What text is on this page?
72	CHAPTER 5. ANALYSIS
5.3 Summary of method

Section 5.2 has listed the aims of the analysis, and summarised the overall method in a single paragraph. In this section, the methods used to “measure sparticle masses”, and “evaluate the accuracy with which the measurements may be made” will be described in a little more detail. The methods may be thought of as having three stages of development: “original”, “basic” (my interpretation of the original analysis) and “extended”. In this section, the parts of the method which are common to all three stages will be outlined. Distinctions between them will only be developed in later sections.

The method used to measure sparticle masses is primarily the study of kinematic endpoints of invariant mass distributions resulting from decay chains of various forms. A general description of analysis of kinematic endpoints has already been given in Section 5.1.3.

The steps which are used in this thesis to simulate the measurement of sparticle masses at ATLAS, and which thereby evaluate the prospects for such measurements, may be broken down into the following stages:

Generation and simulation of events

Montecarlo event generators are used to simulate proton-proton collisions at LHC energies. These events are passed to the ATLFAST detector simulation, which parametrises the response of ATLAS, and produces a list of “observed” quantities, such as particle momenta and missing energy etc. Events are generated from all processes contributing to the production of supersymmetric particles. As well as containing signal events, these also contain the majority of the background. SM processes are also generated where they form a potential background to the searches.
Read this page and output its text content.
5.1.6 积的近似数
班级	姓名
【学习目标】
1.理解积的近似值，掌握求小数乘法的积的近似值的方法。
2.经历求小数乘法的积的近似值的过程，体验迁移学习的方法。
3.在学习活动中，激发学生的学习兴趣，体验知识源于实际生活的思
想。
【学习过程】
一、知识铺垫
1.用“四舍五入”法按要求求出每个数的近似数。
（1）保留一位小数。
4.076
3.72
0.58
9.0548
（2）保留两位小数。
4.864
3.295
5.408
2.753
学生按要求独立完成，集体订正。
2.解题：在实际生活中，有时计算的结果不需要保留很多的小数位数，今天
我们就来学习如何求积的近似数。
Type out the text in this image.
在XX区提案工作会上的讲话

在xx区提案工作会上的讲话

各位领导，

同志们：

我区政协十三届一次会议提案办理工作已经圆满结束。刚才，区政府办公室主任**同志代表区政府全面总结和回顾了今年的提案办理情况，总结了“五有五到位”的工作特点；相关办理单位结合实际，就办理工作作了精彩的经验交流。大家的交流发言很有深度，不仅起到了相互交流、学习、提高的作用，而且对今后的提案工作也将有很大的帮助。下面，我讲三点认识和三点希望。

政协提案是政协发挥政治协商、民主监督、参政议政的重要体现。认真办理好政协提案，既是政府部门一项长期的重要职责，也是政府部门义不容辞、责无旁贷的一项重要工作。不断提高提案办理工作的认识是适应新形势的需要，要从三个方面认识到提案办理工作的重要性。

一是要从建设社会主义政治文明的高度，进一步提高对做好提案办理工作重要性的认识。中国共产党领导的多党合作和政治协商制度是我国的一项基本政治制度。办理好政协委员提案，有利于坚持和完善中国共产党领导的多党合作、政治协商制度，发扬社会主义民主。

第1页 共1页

Exercise task:
Count every line of the records that holds "page". State the number, nothing else.

Finished exercise:
2